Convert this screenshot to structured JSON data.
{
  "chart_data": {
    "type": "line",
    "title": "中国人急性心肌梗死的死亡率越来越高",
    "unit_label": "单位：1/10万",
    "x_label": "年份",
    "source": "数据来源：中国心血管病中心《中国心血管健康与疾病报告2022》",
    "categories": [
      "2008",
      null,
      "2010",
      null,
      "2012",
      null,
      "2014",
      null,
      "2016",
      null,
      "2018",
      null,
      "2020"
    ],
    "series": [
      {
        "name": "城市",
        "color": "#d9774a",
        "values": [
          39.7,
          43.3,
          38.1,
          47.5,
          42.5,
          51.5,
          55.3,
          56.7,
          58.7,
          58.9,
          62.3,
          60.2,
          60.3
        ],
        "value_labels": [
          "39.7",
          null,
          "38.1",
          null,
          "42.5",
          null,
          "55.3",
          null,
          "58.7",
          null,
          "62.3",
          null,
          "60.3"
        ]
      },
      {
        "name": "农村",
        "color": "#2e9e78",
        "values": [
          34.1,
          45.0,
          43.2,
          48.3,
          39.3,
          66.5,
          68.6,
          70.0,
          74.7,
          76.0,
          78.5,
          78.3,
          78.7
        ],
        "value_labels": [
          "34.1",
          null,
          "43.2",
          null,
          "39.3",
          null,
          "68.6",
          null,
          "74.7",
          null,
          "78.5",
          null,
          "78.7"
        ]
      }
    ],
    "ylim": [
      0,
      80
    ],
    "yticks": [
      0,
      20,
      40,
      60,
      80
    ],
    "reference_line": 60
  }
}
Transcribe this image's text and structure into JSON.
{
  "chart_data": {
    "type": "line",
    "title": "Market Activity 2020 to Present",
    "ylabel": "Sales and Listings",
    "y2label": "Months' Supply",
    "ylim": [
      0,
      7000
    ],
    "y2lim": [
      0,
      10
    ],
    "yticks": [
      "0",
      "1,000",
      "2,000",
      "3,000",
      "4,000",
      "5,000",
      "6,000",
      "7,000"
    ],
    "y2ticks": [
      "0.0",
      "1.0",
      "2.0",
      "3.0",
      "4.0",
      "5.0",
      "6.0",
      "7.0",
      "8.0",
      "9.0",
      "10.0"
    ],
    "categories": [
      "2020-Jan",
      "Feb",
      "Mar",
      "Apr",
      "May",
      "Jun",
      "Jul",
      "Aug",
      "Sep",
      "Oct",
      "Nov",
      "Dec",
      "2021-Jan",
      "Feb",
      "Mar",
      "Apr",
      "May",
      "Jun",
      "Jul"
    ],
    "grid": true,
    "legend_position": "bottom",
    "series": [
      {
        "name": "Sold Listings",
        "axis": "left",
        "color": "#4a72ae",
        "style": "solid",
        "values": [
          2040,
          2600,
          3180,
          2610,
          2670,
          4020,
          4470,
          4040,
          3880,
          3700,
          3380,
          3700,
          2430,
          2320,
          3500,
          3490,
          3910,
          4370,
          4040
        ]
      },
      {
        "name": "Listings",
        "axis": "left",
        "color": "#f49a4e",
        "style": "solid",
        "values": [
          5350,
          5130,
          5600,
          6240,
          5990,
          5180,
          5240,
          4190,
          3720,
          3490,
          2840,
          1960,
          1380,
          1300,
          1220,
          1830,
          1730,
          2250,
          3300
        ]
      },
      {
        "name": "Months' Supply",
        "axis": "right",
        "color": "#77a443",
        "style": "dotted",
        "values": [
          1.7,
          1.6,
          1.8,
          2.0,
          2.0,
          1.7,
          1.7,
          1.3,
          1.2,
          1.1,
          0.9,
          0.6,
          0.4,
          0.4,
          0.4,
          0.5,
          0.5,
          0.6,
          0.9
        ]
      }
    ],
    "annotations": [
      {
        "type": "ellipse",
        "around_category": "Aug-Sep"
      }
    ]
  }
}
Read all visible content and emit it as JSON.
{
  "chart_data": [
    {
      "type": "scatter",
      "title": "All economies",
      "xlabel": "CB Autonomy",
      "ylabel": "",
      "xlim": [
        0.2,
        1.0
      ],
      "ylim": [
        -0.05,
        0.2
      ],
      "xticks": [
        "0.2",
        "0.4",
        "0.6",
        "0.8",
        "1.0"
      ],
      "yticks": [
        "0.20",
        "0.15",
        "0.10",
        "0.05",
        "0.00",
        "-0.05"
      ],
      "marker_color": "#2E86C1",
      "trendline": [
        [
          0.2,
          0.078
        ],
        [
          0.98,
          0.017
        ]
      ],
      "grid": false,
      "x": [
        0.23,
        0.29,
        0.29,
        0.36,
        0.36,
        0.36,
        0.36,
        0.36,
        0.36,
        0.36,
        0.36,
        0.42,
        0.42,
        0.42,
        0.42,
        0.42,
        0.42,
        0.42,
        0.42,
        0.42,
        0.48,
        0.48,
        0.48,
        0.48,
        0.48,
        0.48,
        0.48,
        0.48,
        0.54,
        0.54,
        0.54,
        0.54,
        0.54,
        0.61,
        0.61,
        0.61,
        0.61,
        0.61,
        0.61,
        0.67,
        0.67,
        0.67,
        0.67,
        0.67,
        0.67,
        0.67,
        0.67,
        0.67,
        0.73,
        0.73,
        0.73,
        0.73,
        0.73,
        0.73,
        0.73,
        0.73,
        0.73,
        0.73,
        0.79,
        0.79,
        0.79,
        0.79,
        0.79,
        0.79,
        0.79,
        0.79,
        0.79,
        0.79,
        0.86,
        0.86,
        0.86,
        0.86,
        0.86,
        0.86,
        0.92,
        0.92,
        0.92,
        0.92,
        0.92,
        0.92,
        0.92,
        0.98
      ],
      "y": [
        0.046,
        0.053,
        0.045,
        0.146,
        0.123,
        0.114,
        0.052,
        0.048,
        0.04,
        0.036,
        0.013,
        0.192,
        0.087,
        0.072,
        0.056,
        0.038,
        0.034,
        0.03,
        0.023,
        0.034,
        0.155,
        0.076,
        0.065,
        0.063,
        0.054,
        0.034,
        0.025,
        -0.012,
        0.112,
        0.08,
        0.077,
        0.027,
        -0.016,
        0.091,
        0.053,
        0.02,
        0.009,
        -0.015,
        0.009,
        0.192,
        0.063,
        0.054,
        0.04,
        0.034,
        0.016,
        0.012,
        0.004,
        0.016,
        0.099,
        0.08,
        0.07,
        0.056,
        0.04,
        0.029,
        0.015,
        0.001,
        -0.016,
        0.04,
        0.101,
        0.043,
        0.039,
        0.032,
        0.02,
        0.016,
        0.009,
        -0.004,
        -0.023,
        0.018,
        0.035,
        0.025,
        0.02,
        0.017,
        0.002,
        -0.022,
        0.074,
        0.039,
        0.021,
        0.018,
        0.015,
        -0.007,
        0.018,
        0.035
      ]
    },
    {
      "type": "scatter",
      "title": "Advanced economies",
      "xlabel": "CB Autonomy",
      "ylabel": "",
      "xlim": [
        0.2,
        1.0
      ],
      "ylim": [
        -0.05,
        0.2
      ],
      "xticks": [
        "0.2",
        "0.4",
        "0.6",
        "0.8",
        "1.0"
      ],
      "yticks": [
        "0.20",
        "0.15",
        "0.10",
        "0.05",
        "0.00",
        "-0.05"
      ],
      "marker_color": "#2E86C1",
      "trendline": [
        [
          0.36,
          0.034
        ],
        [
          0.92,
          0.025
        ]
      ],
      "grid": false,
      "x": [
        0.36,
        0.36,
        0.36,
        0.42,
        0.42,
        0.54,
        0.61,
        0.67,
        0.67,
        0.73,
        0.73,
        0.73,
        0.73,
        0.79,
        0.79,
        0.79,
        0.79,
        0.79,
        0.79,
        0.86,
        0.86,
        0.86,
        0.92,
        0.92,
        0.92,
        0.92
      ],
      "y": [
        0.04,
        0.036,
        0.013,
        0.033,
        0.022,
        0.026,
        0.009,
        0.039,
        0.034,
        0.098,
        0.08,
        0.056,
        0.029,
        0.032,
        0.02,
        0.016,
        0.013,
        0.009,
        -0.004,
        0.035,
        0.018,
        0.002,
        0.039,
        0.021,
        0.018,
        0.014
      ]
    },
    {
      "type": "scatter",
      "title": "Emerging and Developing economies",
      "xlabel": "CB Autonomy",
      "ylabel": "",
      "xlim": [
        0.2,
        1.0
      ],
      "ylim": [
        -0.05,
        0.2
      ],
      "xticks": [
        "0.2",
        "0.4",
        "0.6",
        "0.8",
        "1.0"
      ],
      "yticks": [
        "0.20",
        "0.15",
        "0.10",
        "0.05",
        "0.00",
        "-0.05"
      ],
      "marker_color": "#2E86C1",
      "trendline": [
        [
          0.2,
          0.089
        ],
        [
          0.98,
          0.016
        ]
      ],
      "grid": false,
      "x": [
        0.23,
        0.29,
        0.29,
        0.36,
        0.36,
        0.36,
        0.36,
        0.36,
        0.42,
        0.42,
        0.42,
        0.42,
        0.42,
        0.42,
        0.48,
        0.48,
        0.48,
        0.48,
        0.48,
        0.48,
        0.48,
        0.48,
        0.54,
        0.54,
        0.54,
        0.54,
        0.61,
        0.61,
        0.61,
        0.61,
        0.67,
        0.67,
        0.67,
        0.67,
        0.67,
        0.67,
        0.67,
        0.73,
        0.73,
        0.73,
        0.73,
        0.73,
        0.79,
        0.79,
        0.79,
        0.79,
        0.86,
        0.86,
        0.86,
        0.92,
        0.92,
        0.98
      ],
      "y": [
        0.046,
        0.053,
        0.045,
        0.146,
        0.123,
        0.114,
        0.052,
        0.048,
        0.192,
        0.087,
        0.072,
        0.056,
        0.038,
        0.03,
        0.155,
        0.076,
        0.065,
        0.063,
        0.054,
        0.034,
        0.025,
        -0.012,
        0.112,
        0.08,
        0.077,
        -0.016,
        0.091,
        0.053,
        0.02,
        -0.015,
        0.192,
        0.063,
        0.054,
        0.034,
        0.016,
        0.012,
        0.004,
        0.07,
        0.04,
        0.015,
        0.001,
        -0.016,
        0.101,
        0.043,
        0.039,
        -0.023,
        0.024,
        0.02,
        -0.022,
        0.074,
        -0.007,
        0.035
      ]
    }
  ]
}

▶ INSTRUCTION
Copy every line above that holds the word "economies".

▶ FINISHED EXERCISE
      "title": "All economies",
      "title": "Advanced economies",
      "title": "Emerging and Developing economies",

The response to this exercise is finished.